[Stored data entries]
● ● ●

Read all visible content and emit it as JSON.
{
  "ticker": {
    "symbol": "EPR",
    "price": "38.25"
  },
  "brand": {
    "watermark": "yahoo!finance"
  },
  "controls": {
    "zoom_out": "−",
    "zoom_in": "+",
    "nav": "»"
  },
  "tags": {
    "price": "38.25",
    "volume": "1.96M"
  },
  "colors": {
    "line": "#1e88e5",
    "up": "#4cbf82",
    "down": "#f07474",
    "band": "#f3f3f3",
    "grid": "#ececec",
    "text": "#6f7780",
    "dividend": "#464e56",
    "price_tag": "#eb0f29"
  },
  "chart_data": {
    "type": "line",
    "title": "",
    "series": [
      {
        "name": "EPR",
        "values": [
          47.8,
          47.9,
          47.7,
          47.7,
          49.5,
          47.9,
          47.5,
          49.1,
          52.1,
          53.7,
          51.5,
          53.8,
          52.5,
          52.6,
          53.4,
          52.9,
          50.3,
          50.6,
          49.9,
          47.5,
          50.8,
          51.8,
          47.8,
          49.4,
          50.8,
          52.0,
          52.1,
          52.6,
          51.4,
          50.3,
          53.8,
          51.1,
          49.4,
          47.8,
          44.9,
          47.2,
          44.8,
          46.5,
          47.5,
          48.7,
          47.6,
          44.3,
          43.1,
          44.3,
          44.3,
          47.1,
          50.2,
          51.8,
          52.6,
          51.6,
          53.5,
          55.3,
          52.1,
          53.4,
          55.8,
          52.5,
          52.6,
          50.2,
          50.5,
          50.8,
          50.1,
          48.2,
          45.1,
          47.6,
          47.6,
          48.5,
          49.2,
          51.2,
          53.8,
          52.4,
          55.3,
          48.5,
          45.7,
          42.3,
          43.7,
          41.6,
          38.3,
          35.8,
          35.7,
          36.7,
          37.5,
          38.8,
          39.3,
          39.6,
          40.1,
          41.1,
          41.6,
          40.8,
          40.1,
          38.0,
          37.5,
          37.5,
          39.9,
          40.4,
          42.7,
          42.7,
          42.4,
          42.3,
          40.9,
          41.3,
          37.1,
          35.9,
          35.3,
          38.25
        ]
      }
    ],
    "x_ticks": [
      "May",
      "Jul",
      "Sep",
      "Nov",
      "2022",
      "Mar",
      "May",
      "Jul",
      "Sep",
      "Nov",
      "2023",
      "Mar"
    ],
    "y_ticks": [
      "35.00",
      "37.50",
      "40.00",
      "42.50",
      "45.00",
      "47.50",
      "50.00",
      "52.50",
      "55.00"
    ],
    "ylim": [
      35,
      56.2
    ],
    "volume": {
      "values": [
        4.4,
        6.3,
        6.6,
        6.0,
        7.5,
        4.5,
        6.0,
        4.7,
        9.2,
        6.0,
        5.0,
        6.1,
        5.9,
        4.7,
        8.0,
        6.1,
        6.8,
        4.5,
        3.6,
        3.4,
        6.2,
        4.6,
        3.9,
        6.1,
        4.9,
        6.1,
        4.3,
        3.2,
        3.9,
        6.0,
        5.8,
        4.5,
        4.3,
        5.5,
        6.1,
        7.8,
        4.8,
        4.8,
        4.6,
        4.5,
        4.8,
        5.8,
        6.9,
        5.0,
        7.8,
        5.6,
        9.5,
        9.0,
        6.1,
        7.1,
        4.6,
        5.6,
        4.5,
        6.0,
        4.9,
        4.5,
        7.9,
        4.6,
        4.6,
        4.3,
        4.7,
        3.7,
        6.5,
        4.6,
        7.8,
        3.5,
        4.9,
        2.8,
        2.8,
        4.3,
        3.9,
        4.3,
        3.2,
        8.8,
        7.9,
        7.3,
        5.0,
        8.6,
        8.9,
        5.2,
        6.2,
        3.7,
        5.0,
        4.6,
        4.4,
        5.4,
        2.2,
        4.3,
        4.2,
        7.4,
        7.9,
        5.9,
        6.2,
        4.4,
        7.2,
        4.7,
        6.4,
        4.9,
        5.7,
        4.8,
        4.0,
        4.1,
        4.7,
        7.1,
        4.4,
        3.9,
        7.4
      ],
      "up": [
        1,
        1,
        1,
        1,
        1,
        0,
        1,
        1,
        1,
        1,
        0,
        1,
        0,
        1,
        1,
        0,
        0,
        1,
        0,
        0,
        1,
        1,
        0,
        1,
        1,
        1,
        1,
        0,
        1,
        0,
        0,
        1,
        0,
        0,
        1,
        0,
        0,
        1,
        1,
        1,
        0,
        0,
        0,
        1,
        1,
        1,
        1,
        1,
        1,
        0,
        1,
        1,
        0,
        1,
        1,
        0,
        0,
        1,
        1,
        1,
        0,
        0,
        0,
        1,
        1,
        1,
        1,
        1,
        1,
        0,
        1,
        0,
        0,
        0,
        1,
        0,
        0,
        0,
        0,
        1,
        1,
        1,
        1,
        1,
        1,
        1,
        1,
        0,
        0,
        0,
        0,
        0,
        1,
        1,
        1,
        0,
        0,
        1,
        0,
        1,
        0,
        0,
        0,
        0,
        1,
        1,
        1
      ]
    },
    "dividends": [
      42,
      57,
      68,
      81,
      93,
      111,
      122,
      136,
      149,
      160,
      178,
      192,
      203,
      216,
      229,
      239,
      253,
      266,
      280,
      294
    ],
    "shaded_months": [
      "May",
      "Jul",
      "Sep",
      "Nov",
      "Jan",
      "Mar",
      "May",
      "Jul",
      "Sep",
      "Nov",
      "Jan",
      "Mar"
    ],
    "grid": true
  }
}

● ● ●

◆ **Task instructions**:
Your task is to transcribe the listing above in full, exactly as given.

◆ **Task output**:
Read all visible content and emit it as JSON.
{
  "ticker": {
    "symbol": "EPR",
    "price": "38.25"
  },
  "brand": {
    "watermark": "yahoo!finance"
  },
  "controls": {
    "zoom_out": "−",
    "zoom_in": "+",
    "nav": "»"
  },
  "tags": {
    "price": "38.25",
    "volume": "1.96M"
  },
  "colors": {
    "line": "#1e88e5",
    "up": "#4cbf82",
    "down": "#f07474",
    "band": "#f3f3f3",
    "grid": "#ececec",
    "text": "#6f7780",
    "dividend": "#464e56",
    "price_tag": "#eb0f29"
  },
  "chart_data": {
    "type": "line",
    "title": "",
    "series": [
      {
        "name": "EPR",
        "values": [
          47.8,
          47.9,
          47.7,
          47.7,
          49.5,
          47.9,
          47.5,
          49.1,
          52.1,
          53.7,
          51.5,
          53.8,
          52.5,
          52.6,
          53.4,
          52.9,
          50.3,
          50.6,
          49.9,
          47.5,
          50.8,
          51.8,
          47.8,
          49.4,
          50.8,
          52.0,
          52.1,
          52.6,
          51.4,
          50.3,
          53.8,
          51.1,
          49.4,
          47.8,
          44.9,
          47.2,
          44.8,
          46.5,
          47.5,
          48.7,
          47.6,
          44.3,
          43.1,
          44.3,
          44.3,
          47.1,
          50.2,
          51.8,
          52.6,
          51.6,
          53.5,
          55.3,
          52.1,
          53.4,
          55.8,
          52.5,
          52.6,
          50.2,
          50.5,
          50.8,
          50.1,
          48.2,
          45.1,
          47.6,
          47.6,
          48.5,
          49.2,
          51.2,
          53.8,
          52.4,
          55.3,
          48.5,
          45.7,
          42.3,
          43.7,
          41.6,
          38.3,
          35.8,
          35.7,
          36.7,
          37.5,
          38.8,
          39.3,
          39.6,
          40.1,
          41.1,
          41.6,
          40.8,
          40.1,
          38.0,
          37.5,
          37.5,
          39.9,
          40.4,
          42.7,
          42.7,
          42.4,
          42.3,
          40.9,
          41.3,
          37.1,
          35.9,
          35.3,
          38.25
        ]
      }
    ],
    "x_ticks": [
      "May",
      "Jul",
      "Sep",
      "Nov",
      "2022",
      "Mar",
      "May",
      "Jul",
      "Sep",
      "Nov",
      "2023",
      "Mar"
    ],
    "y_ticks": [
      "35.00",
      "37.50",
      "40.00",
      "42.50",
      "45.00",
      "47.50",
      "50.00",
      "52.50",
      "55.00"
    ],
    "ylim": [
      35,
      56.2
    ],
    "volume": {
      "values": [
        4.4,
        6.3,
        6.6,
        6.0,
        7.5,
        4.5,
        6.0,
        4.7,
        9.2,
        6.0,
        5.0,
        6.1,
        5.9,
        4.7,
        8.0,
        6.1,
        6.8,
        4.5,
        3.6,
        3.4,
        6.2,
        4.6,
        3.9,
        6.1,
        4.9,
        6.1,
        4.3,
        3.2,
        3.9,
        6.0,
        5.8,
        4.5,
        4.3,
        5.5,
        6.1,
        7.8,
        4.8,
        4.8,
        4.6,
        4.5,
        4.8,
        5.8,
        6.9,
        5.0,
        7.8,
        5.6,
        9.5,
        9.0,
        6.1,
        7.1,
        4.6,
        5.6,
        4.5,
        6.0,
        4.9,
        4.5,
        7.9,
        4.6,
        4.6,
        4.3,
        4.7,
        3.7,
        6.5,
        4.6,
        7.8,
        3.5,
        4.9,
        2.8,
        2.8,
        4.3,
        3.9,
        4.3,
        3.2,
        8.8,
        7.9,
        7.3,
        5.0,
        8.6,
        8.9,
        5.2,
        6.2,
        3.7,
        5.0,
        4.6,
        4.4,
        5.4,
        2.2,
        4.3,
        4.2,
        7.4,
        7.9,
        5.9,
        6.2,
        4.4,
        7.2,
        4.7,
        6.4,
        4.9,
        5.7,
        4.8,
        4.0,
        4.1,
        4.7,
        7.1,
        4.4,
        3.9,
        7.4
      ],
      "up": [
        1,
        1,
        1,
        1,
        1,
        0,
        1,
        1,
        1,
        1,
        0,
        1,
        0,
        1,
        1,
        0,
        0,
        1,
        0,
        0,
        1,
        1,
        0,
        1,
        1,
        1,
        1,
        0,
        1,
        0,
        0,
        1,
        0,
        0,
        1,
        0,
        0,
        1,
        1,
        1,
        0,
        0,
        0,
        1,
        1,
        1,
        1,
        1,
        1,
        0,
        1,
        1,
        0,
        1,
        1,
        0,
        0,
        1,
        1,
        1,
        0,
        0,
        0,
        1,
        1,
        1,
        1,
        1,
        1,
        0,
        1,
        0,
        0,
        0,
        1,
        0,
        0,
        0,
        0,
        1,
        1,
        1,
        1,
        1,
        1,
        1,
        1,
        0,
        0,
        0,
        0,
        0,
        1,
        1,
        1,
        0,
        0,
        1,
        0,
        1,
        0,
        0,
        0,
        0,
        1,
        1,
        1
      ]
    },
    "dividends": [
      42,
      57,
      68,
      81,
      93,
      111,
      122,
      136,
      149,
      160,
      178,
      192,
      203,
      216,
      229,
      239,
      253,
      266,
      280,
      294
    ],
    "shaded_months": [
      "May",
      "Jul",
      "Sep",
      "Nov",
      "Jan",
      "Mar",
      "May",
      "Jul",
      "Sep",
      "Nov",
      "Jan",
      "Mar"
    ],
    "grid": true
  }
}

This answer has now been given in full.